Goal of the exercise: Your task is to repeat the lines below exactly, excluding any pictures they contain.

**** Exercise data

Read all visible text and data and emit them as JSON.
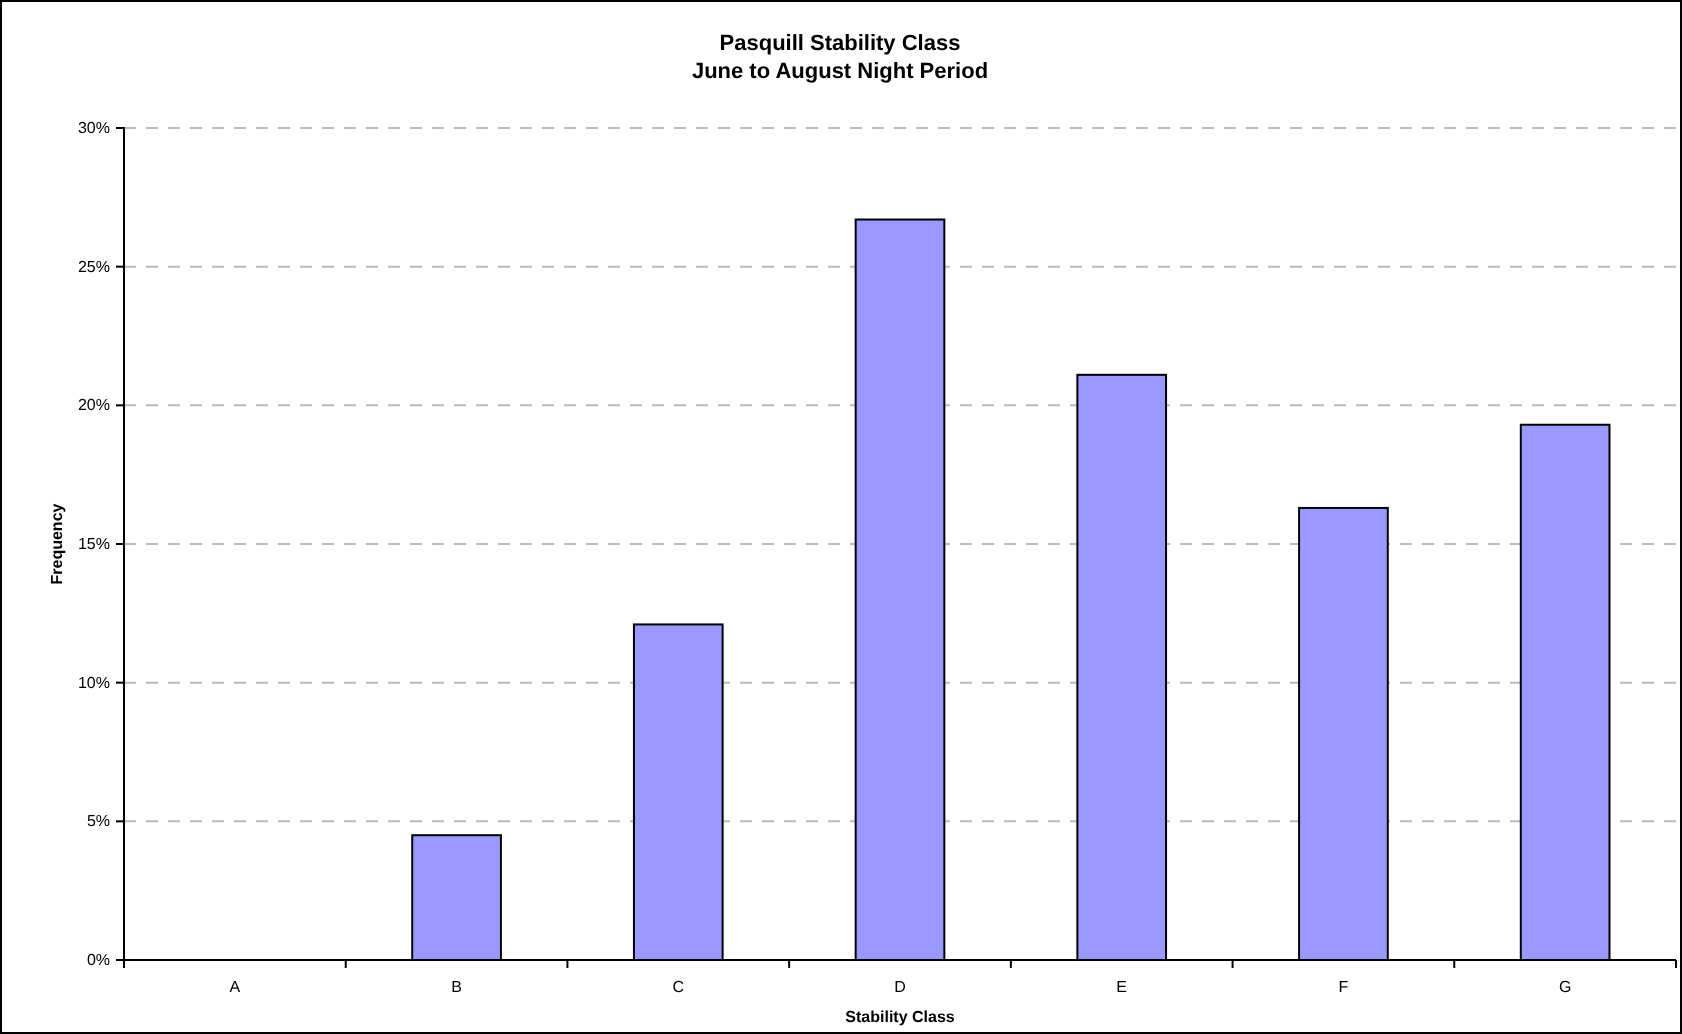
{
  "chart_data": {
    "type": "bar",
    "title": "Pasquill Stability Class",
    "subtitle": "June to August Night Period",
    "xlabel": "Stability Class",
    "ylabel": "Frequency",
    "categories": [
      "A",
      "B",
      "C",
      "D",
      "E",
      "F",
      "G"
    ],
    "values": [
      0,
      4.5,
      12.1,
      26.7,
      21.1,
      16.3,
      19.3
    ],
    "color": "#9999ff",
    "ylim": [
      0,
      30
    ],
    "yticks": [
      {
        "value": 0,
        "label": "0%"
      },
      {
        "value": 5,
        "label": "5%"
      },
      {
        "value": 10,
        "label": "10%"
      },
      {
        "value": 15,
        "label": "15%"
      },
      {
        "value": 20,
        "label": "20%"
      },
      {
        "value": 25,
        "label": "25%"
      },
      {
        "value": 30,
        "label": "30%"
      }
    ],
    "grid": "y"
  }
}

********

Final result:
Read all visible text and data and emit them as JSON.
{
  "chart_data": {
    "type": "bar",
    "title": "Pasquill Stability Class",
    "subtitle": "June to August Night Period",
    "xlabel": "Stability Class",
    "ylabel": "Frequency",
    "categories": [
      "A",
      "B",
      "C",
      "D",
      "E",
      "F",
      "G"
    ],
    "values": [
      0,
      4.5,
      12.1,
      26.7,
      21.1,
      16.3,
      19.3
    ],
    "color": "#9999ff",
    "ylim": [
      0,
      30
    ],
    "yticks": [
      {
        "value": 0,
        "label": "0%"
      },
      {
        "value": 5,
        "label": "5%"
      },
      {
        "value": 10,
        "label": "10%"
      },
      {
        "value": 15,
        "label": "15%"
      },
      {
        "value": 20,
        "label": "20%"
      },
      {
        "value": 25,
        "label": "25%"
      },
      {
        "value": 30,
        "label": "30%"
      }
    ],
    "grid": "y"
  }
}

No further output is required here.